▶ [Goal]: Each entry must be reproduced precisely as it stands.
::::
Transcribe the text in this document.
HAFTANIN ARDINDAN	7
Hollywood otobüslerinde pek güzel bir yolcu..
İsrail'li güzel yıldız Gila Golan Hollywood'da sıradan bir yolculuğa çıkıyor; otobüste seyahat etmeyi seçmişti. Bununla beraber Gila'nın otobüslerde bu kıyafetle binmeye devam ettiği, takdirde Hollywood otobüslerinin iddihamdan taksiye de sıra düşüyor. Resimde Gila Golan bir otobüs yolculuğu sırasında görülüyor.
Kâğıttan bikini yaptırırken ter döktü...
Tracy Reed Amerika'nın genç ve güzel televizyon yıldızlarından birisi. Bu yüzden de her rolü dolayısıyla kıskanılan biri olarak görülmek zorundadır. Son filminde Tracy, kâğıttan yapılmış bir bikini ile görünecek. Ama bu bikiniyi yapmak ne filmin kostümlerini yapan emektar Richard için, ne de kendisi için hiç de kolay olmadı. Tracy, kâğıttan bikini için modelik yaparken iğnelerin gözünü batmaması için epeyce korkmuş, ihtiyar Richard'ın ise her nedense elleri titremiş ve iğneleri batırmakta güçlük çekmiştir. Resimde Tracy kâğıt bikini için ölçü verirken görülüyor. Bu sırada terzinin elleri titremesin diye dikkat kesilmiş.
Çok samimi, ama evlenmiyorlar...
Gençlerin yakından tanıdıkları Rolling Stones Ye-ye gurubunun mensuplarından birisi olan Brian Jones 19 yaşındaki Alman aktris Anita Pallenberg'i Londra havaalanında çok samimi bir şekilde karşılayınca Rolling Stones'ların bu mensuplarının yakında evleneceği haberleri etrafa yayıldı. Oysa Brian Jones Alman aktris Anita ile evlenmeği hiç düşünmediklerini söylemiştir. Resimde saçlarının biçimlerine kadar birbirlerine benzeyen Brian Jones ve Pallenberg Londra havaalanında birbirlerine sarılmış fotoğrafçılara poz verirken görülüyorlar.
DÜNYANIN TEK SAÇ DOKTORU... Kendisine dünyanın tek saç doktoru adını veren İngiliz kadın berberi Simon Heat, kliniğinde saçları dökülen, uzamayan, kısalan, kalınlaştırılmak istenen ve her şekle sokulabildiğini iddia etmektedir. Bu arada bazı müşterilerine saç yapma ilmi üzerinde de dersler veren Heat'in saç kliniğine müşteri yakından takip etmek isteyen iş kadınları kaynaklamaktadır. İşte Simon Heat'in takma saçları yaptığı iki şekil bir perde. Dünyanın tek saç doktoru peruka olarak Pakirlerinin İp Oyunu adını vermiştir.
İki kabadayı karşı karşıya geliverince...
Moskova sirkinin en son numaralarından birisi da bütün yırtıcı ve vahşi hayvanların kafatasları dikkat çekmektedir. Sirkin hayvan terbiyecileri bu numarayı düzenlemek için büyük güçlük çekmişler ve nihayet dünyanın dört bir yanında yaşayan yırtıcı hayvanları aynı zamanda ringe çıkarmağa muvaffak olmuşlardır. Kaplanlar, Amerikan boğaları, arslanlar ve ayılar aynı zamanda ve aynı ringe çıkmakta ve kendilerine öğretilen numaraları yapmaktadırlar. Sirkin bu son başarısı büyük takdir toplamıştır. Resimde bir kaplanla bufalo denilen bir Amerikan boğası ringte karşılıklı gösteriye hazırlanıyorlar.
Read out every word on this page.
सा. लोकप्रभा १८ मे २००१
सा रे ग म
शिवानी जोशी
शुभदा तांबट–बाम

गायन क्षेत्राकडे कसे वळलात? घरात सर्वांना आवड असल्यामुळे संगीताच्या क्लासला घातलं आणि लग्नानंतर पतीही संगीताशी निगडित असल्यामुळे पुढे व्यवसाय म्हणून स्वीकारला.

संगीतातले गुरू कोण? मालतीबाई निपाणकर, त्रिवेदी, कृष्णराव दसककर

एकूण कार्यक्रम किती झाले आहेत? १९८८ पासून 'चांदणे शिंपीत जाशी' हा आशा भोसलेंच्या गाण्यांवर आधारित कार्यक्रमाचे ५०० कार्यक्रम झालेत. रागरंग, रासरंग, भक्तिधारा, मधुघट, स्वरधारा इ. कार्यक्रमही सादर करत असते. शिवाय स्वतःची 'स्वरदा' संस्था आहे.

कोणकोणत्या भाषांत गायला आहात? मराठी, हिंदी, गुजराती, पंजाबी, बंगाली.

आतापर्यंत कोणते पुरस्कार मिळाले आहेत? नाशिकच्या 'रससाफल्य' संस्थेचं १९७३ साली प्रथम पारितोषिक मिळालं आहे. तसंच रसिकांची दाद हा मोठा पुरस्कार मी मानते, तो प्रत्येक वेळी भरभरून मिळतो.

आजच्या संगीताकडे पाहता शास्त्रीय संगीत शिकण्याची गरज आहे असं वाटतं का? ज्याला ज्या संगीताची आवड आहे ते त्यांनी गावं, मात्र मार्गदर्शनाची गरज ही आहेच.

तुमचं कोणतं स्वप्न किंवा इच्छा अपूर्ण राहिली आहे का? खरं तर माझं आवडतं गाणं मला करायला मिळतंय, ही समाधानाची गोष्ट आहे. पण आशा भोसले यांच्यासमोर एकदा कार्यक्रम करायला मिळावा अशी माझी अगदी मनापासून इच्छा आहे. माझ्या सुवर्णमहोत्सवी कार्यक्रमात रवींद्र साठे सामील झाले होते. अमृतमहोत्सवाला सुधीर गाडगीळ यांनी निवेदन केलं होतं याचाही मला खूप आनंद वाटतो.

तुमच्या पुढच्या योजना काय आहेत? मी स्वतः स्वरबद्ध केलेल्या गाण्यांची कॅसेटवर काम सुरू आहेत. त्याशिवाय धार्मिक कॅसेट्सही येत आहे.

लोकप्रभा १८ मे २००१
::::
▶ [Answer to this problem]:
Transcribe the text in this document.
HAFTANIN ARDINDAN	7
Hollywood otobüslerinde pek güzel bir yolcu..
İsrail'li güzel yıldız Gila Golan Hollywood'da sıradan bir yolculuğa çıkıyor; otobüste seyahat etmeyi seçmişti. Bununla beraber Gila'nın otobüslerde bu kıyafetle binmeye devam ettiği, takdirde Hollywood otobüslerinin iddihamdan taksiye de sıra düşüyor. Resimde Gila Golan bir otobüs yolculuğu sırasında görülüyor.
Kâğıttan bikini yaptırırken ter döktü...
Tracy Reed Amerika'nın genç ve güzel televizyon yıldızlarından birisi. Bu yüzden de her rolü dolayısıyla kıskanılan biri olarak görülmek zorundadır. Son filminde Tracy, kâğıttan yapılmış bir bikini ile görünecek. Ama bu bikiniyi yapmak ne filmin kostümlerini yapan emektar Richard için, ne de kendisi için hiç de kolay olmadı. Tracy, kâğıttan bikini için modelik yaparken iğnelerin gözünü batmaması için epeyce korkmuş, ihtiyar Richard'ın ise her nedense elleri titremiş ve iğneleri batırmakta güçlük çekmiştir. Resimde Tracy kâğıt bikini için ölçü verirken görülüyor. Bu sırada terzinin elleri titremesin diye dikkat kesilmiş.
Çok samimi, ama evlenmiyorlar...
Gençlerin yakından tanıdıkları Rolling Stones Ye-ye gurubunun mensuplarından birisi olan Brian Jones 19 yaşındaki Alman aktris Anita Pallenberg'i Londra havaalanında çok samimi bir şekilde karşılayınca Rolling Stones'ların bu mensuplarının yakında evleneceği haberleri etrafa yayıldı. Oysa Brian Jones Alman aktris Anita ile evlenmeği hiç düşünmediklerini söylemiştir. Resimde saçlarının biçimlerine kadar birbirlerine benzeyen Brian Jones ve Pallenberg Londra havaalanında birbirlerine sarılmış fotoğrafçılara poz verirken görülüyorlar.
DÜNYANIN TEK SAÇ DOKTORU... Kendisine dünyanın tek saç doktoru adını veren İngiliz kadın berberi Simon Heat, kliniğinde saçları dökülen, uzamayan, kısalan, kalınlaştırılmak istenen ve her şekle sokulabildiğini iddia etmektedir. Bu arada bazı müşterilerine saç yapma ilmi üzerinde de dersler veren Heat'in saç kliniğine müşteri yakından takip etmek isteyen iş kadınları kaynaklamaktadır. İşte Simon Heat'in takma saçları yaptığı iki şekil bir perde. Dünyanın tek saç doktoru peruka olarak Pakirlerinin İp Oyunu adını vermiştir.
İki kabadayı karşı karşıya geliverince...
Moskova sirkinin en son numaralarından birisi da bütün yırtıcı ve vahşi hayvanların kafatasları dikkat çekmektedir. Sirkin hayvan terbiyecileri bu numarayı düzenlemek için büyük güçlük çekmişler ve nihayet dünyanın dört bir yanında yaşayan yırtıcı hayvanları aynı zamanda ringe çıkarmağa muvaffak olmuşlardır. Kaplanlar, Amerikan boğaları, arslanlar ve ayılar aynı zamanda ve aynı ringe çıkmakta ve kendilerine öğretilen numaraları yapmaktadırlar. Sirkin bu son başarısı büyük takdir toplamıştır. Resimde bir kaplanla bufalo denilen bir Amerikan boğası ringte karşılıklı gösteriye hazırlanıyorlar.
Read out every word on this page.
सा. लोकप्रभा १८ मे २००१
सा रे ग म
शिवानी जोशी
शुभदा तांबट–बाम

गायन क्षेत्राकडे कसे वळलात? घरात सर्वांना आवड असल्यामुळे संगीताच्या क्लासला घातलं आणि लग्नानंतर पतीही संगीताशी निगडित असल्यामुळे पुढे व्यवसाय म्हणून स्वीकारला.

संगीतातले गुरू कोण? मालतीबाई निपाणकर, त्रिवेदी, कृष्णराव दसककर

एकूण कार्यक्रम किती झाले आहेत? १९८८ पासून 'चांदणे शिंपीत जाशी' हा आशा भोसलेंच्या गाण्यांवर आधारित कार्यक्रमाचे ५०० कार्यक्रम झालेत. रागरंग, रासरंग, भक्तिधारा, मधुघट, स्वरधारा इ. कार्यक्रमही सादर करत असते. शिवाय स्वतःची 'स्वरदा' संस्था आहे.

कोणकोणत्या भाषांत गायला आहात? मराठी, हिंदी, गुजराती, पंजाबी, बंगाली.

आतापर्यंत कोणते पुरस्कार मिळाले आहेत? नाशिकच्या 'रससाफल्य' संस्थेचं १९७३ साली प्रथम पारितोषिक मिळालं आहे. तसंच रसिकांची दाद हा मोठा पुरस्कार मी मानते, तो प्रत्येक वेळी भरभरून मिळतो.

आजच्या संगीताकडे पाहता शास्त्रीय संगीत शिकण्याची गरज आहे असं वाटतं का? ज्याला ज्या संगीताची आवड आहे ते त्यांनी गावं, मात्र मार्गदर्शनाची गरज ही आहेच.

तुमचं कोणतं स्वप्न किंवा इच्छा अपूर्ण राहिली आहे का? खरं तर माझं आवडतं गाणं मला करायला मिळतंय, ही समाधानाची गोष्ट आहे. पण आशा भोसले यांच्यासमोर एकदा कार्यक्रम करायला मिळावा अशी माझी अगदी मनापासून इच्छा आहे. माझ्या सुवर्णमहोत्सवी कार्यक्रमात रवींद्र साठे सामील झाले होते. अमृतमहोत्सवाला सुधीर गाडगीळ यांनी निवेदन केलं होतं याचाही मला खूप आनंद वाटतो.

तुमच्या पुढच्या योजना काय आहेत? मी स्वतः स्वरबद्ध केलेल्या गाण्यांची कॅसेटवर काम सुरू आहेत. त्याशिवाय धार्मिक कॅसेट्सही येत आहे.

लोकप्रभा १८ मे २००१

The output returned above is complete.